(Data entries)
-------------------------

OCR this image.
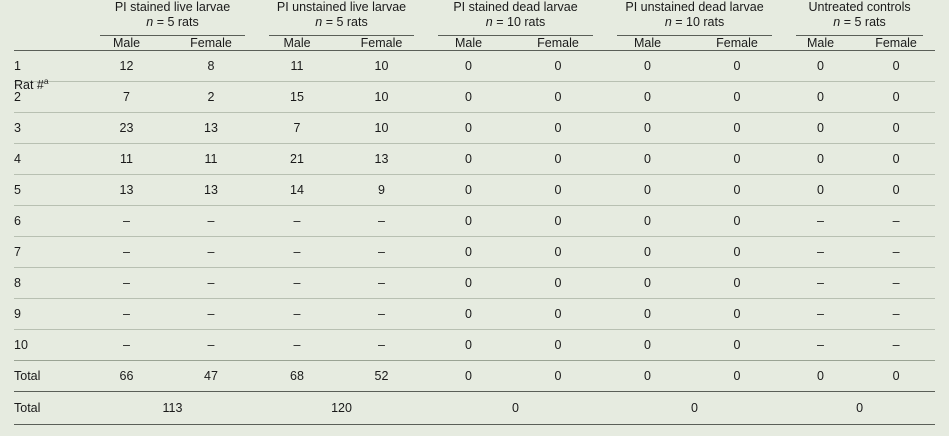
	PI stained live larvae
n = 5 rats		PI unstained live larvae
n = 5 rats		PI stained dead larvae
n = 10 rats		PI unstained dead larvae
n = 10 rats		Untreated controls
n = 5 rats	

	Male	Female	Male	Female	Male	Female	Male	Female	Male	Female
1	12	8	11	10	0	0	0	0	0	0
2	7	2	15	10	0	0	0	0	0	0
3	23	13	7	10	0	0	0	0	0	0
4	11	11	21	13	0	0	0	0	0	0
5	13	13	14	9	0	0	0	0	0	0
6	–	–	–	–	0	0	0	0	–	–
7	–	–	–	–	0	0	0	0	–	–
8	–	–	–	–	0	0	0	0	–	–
9	–	–	–	–	0	0	0	0	–	–
10	–	–	–	–	0	0	0	0	–	–
Total	66	47	68	52	0	0	0	0	0	0
Total	113		120		0		0		0	
Rat #$^a$
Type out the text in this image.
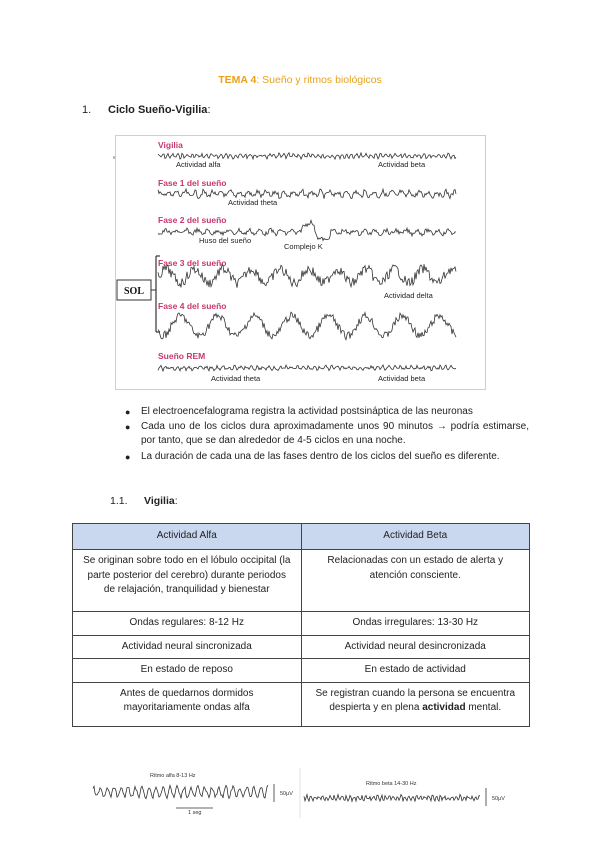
TEMA 4: Sueño y ritmos biológicos
1. Ciclo Sueño-Vigilia:
Vigilia
Fase 1 del sueño
Fase 2 del sueño
Fase 3 del sueño
Fase 4 del sueño
Sueño REM
Actividad alfa	Actividad beta
Actividad theta
Huso del sueño
Complejo K
Actividad delta
Actividad theta	Actividad beta
SOL
● El electroencefalograma registra la actividad postsináptica de las neuronas
● Cada uno de los ciclos dura aproximadamente unos 90 minutos → podría estimarse, por tanto, que se dan alrededor de 4-5 ciclos en una noche.
● La duración de cada una de las fases dentro de los ciclos del sueño es diferente.
1.1. Vigilia:
Actividad Alfa	Actividad Beta
Se originan sobre todo en el lóbulo occipital (la parte posterior del cerebro) durante periodos de relajación, tranquilidad y bienestar	Relacionadas con un estado de alerta y atención consciente.
Ondas regulares: 8-12 Hz	Ondas irregulares: 13-30 Hz
Actividad neural sincronizada	Actividad neural desincronizada
En estado de reposo	En estado de actividad
Antes de quedarnos dormidos mayoritariamente ondas alfa	Se registran cuando la persona se encuentra despierta y en plena actividad mental.
Ritmo alfa 8-13 Hz
50μV
1 seg
Ritmo beta 14-30 Hz
50μV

-------------------------

> **AIM OF THE TASK**
Every line of the records that includes the word "dead" should be gathered.

> **FINAL RESULT**
n = 5 rats		PI stained dead larvae
n = 10 rats		PI unstained dead larvae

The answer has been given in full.